=== MATERIAL ===
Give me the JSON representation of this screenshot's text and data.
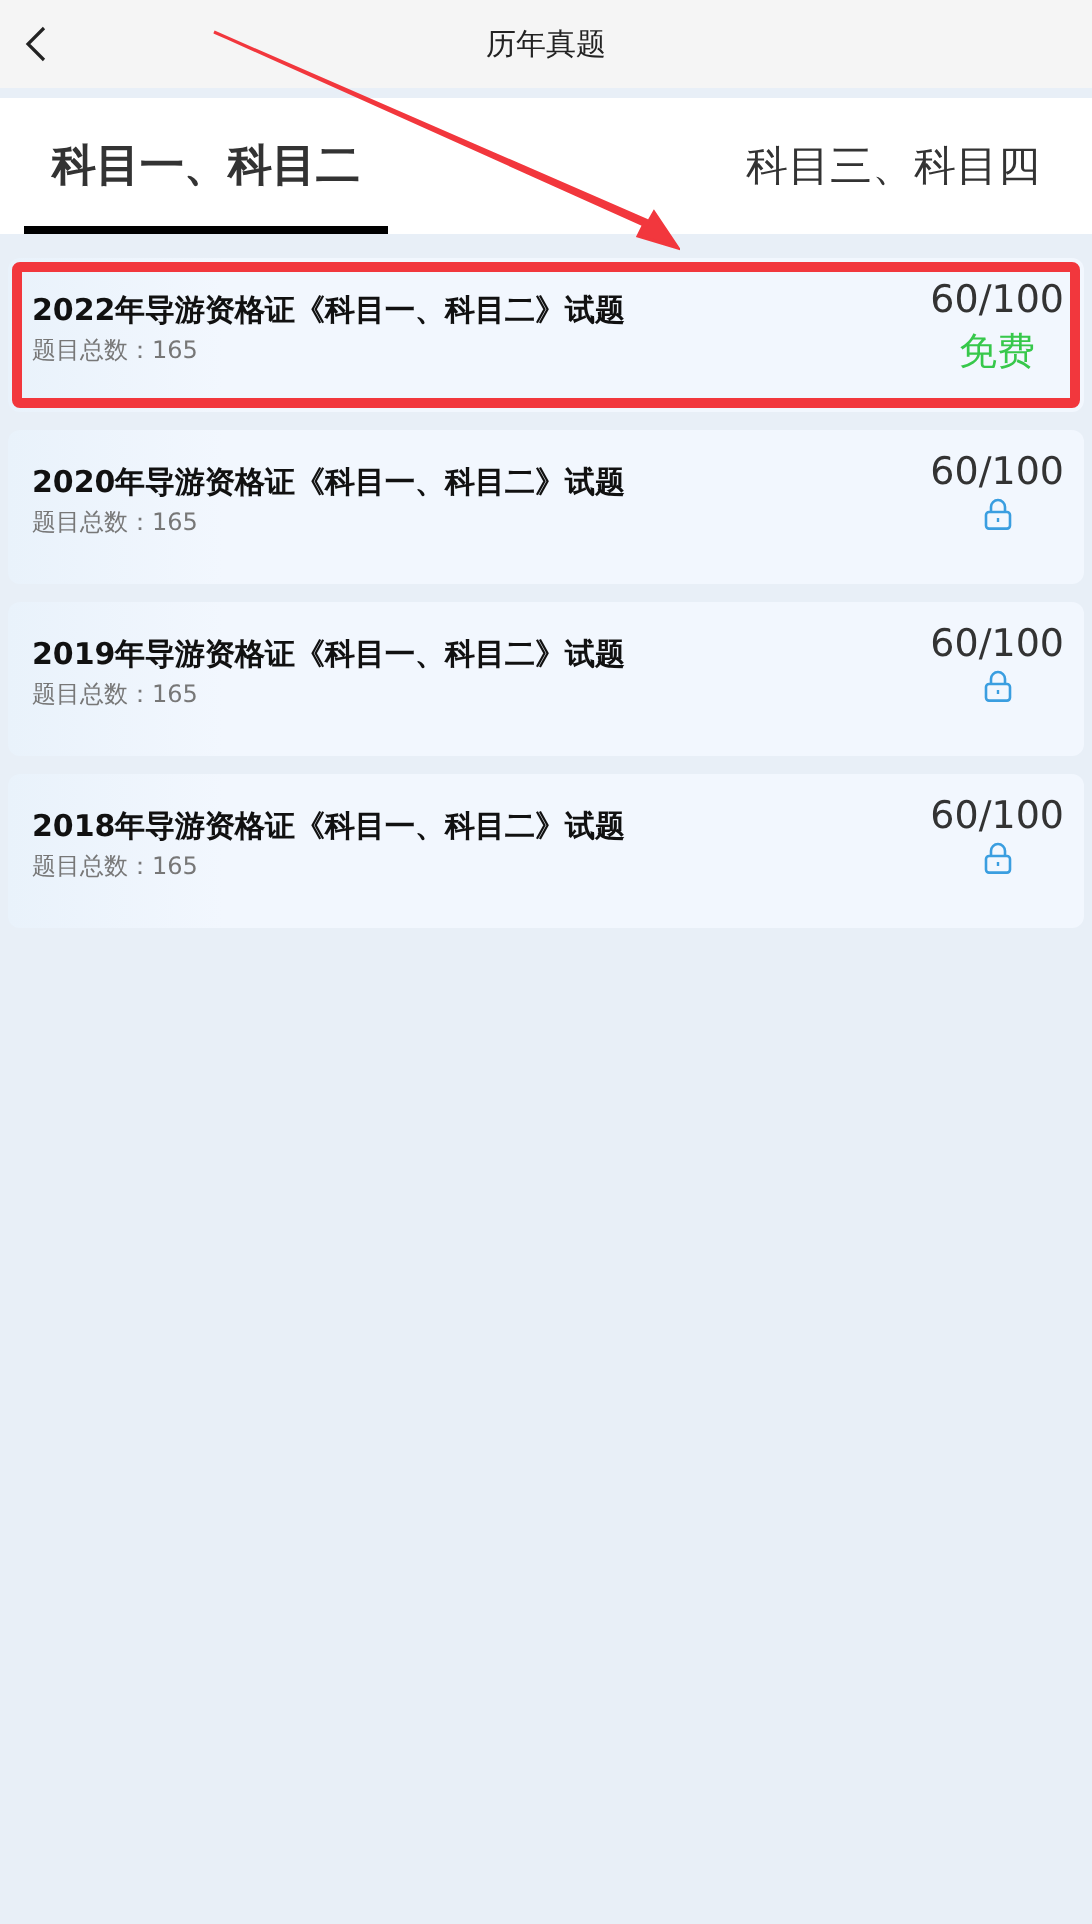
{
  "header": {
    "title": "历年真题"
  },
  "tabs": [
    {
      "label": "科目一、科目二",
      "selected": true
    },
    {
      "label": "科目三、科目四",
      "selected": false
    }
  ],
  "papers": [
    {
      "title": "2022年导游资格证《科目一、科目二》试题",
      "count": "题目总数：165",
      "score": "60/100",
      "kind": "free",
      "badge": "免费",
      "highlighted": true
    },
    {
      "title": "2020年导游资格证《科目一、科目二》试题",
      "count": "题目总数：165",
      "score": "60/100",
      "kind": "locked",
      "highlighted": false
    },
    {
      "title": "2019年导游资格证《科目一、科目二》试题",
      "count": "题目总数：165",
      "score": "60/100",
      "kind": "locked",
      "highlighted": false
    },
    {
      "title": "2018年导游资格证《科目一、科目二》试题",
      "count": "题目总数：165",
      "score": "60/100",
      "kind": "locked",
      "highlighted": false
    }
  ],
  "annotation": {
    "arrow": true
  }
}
===
TASK DESCRIPTION: Make an exact copy of every record, pictures excluded.

OUTPUT BELOW:
Give me the JSON representation of this screenshot's text and data.
{
  "header": {
    "title": "历年真题"
  },
  "tabs": [
    {
      "label": "科目一、科目二",
      "selected": true
    },
    {
      "label": "科目三、科目四",
      "selected": false
    }
  ],
  "papers": [
    {
      "title": "2022年导游资格证《科目一、科目二》试题",
      "count": "题目总数：165",
      "score": "60/100",
      "kind": "free",
      "badge": "免费",
      "highlighted": true
    },
    {
      "title": "2020年导游资格证《科目一、科目二》试题",
      "count": "题目总数：165",
      "score": "60/100",
      "kind": "locked",
      "highlighted": false
    },
    {
      "title": "2019年导游资格证《科目一、科目二》试题",
      "count": "题目总数：165",
      "score": "60/100",
      "kind": "locked",
      "highlighted": false
    },
    {
      "title": "2018年导游资格证《科目一、科目二》试题",
      "count": "题目总数：165",
      "score": "60/100",
      "kind": "locked",
      "highlighted": false
    }
  ],
  "annotation": {
    "arrow": true
  }
}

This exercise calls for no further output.